- TASK TO COMPLETE
Filter the listing below, copying every line in which the word "subterráneo" appears.
#### ROWS
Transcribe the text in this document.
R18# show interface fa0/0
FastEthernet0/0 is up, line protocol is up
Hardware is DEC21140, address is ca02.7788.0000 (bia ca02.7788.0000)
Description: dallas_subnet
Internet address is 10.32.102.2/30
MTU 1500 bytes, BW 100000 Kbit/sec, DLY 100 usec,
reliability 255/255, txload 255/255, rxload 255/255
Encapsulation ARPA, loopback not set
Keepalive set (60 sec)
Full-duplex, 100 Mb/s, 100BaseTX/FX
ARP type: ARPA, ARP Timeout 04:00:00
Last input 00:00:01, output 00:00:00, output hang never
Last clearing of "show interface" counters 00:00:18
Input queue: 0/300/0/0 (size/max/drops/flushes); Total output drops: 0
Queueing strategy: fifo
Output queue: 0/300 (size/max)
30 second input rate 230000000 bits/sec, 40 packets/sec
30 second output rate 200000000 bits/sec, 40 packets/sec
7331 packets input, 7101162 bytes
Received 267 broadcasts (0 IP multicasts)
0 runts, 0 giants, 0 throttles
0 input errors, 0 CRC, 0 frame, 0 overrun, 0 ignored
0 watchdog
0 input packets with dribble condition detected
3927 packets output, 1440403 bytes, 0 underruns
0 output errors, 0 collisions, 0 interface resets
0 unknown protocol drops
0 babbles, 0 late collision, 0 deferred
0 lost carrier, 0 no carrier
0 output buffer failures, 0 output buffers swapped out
########
#### ROWS
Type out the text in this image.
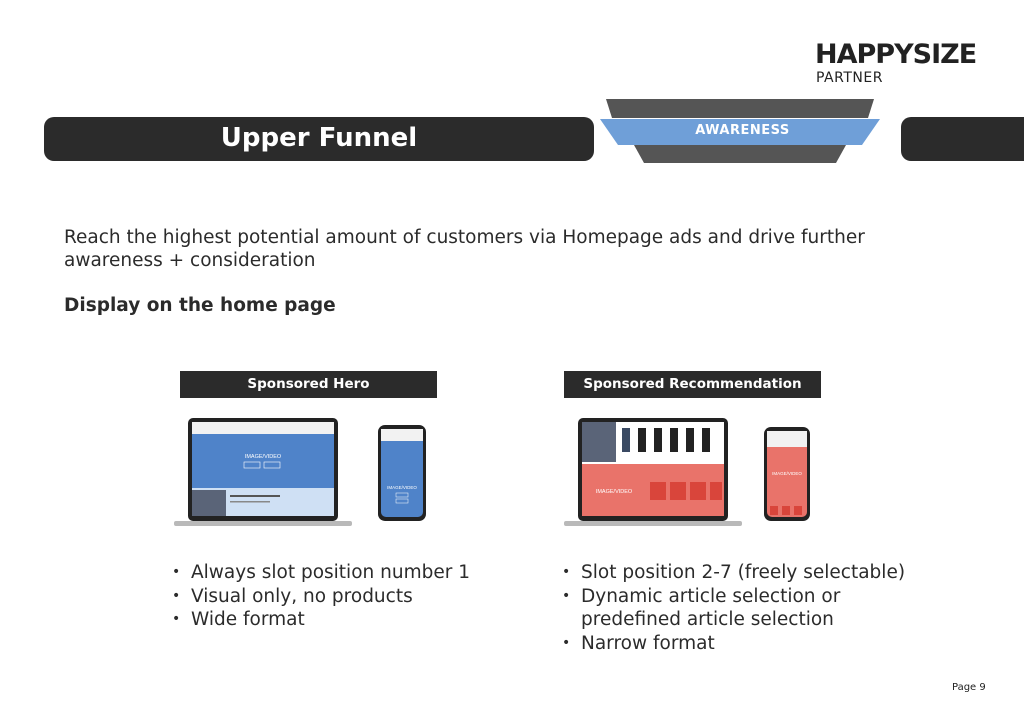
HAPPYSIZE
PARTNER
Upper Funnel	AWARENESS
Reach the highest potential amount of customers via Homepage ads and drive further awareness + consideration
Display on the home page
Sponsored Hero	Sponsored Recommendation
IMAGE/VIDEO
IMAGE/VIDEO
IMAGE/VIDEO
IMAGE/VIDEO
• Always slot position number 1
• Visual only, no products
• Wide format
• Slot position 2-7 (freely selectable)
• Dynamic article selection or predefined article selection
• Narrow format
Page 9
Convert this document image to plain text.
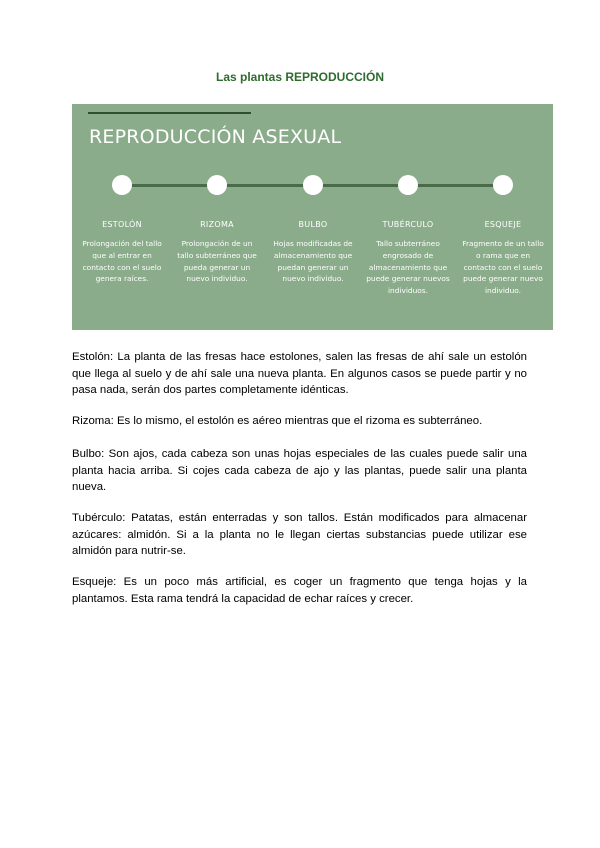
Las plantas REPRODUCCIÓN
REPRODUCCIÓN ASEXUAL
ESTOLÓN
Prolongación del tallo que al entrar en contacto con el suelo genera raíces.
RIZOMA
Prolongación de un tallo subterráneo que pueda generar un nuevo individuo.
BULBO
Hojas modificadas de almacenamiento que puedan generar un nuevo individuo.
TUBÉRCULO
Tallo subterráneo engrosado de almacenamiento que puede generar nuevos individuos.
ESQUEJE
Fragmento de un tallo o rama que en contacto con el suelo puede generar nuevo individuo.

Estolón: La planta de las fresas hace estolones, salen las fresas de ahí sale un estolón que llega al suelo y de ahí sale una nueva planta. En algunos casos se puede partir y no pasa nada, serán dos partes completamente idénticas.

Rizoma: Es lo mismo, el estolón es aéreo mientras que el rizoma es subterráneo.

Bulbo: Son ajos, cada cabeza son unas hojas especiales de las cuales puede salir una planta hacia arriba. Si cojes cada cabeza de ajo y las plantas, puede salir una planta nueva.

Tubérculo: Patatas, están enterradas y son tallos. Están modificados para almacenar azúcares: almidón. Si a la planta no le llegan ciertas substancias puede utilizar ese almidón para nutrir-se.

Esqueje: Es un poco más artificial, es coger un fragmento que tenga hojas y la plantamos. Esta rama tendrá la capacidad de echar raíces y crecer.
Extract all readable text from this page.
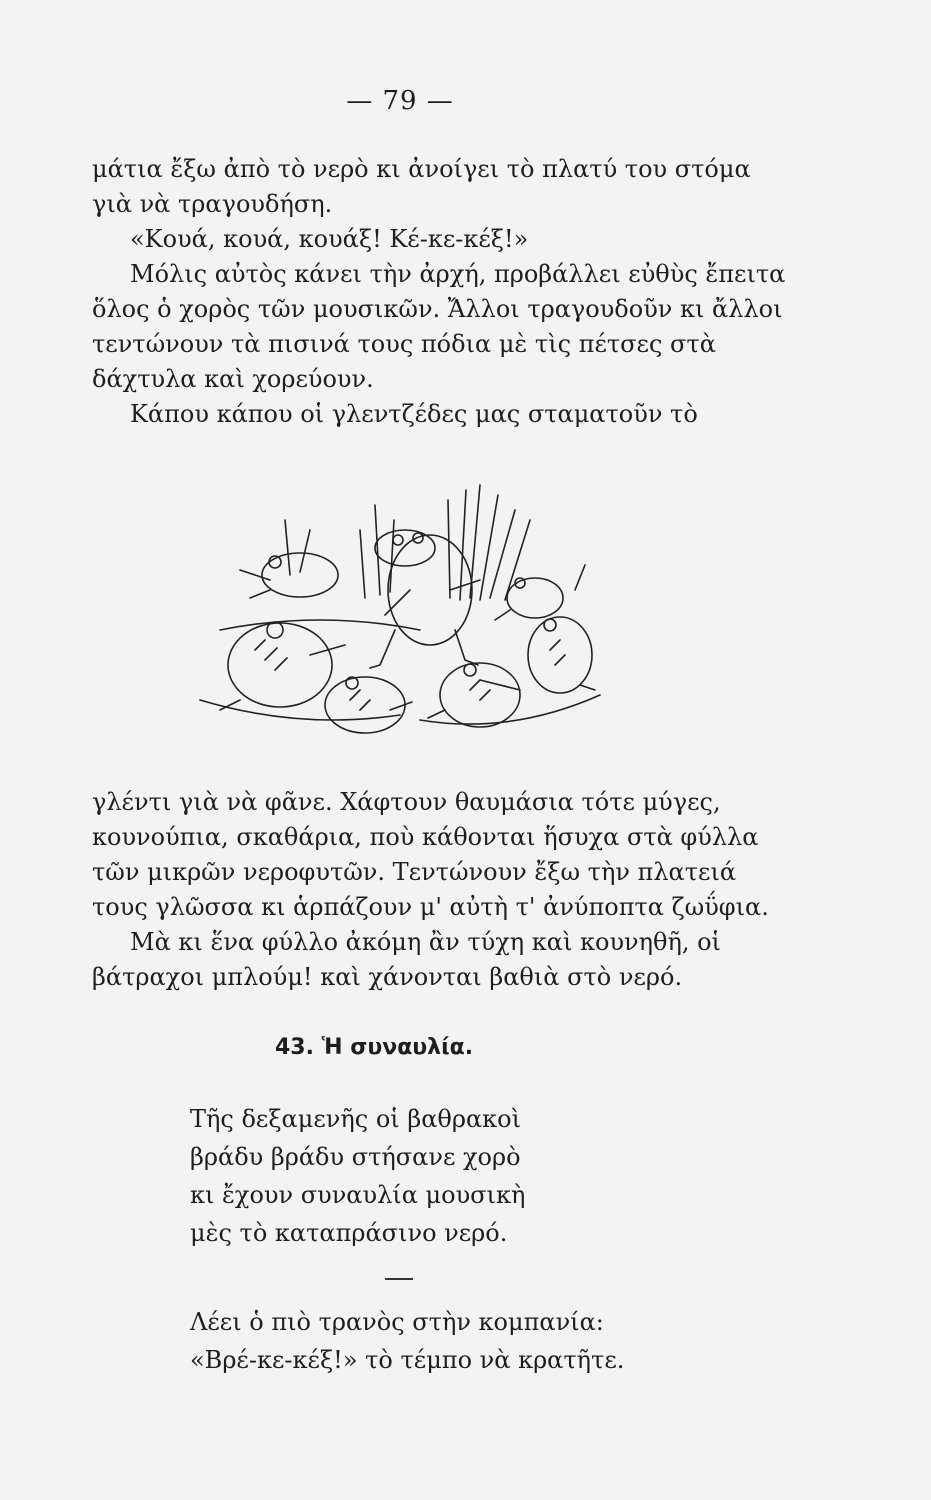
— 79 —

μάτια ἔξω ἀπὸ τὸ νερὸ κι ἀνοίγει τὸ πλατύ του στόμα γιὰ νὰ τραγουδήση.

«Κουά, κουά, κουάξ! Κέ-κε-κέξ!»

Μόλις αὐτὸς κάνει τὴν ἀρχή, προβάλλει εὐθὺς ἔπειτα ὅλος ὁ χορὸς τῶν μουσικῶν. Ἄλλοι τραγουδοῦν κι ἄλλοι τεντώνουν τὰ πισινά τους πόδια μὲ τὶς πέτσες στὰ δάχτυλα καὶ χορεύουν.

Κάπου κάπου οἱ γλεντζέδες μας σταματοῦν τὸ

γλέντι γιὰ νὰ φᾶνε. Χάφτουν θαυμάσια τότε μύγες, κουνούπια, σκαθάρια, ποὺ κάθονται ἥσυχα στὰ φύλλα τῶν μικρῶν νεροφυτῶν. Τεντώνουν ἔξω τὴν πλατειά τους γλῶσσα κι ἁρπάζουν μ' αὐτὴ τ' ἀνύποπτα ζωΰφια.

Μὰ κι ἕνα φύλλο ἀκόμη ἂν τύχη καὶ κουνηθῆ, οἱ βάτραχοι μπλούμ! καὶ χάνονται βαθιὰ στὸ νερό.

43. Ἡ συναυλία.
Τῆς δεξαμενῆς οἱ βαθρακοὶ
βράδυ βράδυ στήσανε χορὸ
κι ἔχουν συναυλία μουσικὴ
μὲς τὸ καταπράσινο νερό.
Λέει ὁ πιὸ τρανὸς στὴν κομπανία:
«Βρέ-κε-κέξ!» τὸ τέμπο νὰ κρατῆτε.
########
- WRITTEN RESPONSE
Prolongación de un tallo subterráneo que pueda generar un nuevo individuo.
Tallo subterráneo engrosado de almacenamiento que puede generar nuevos individuos.
Rizoma: Es lo mismo, el estolón es aéreo mientras que el rizoma es subterráneo.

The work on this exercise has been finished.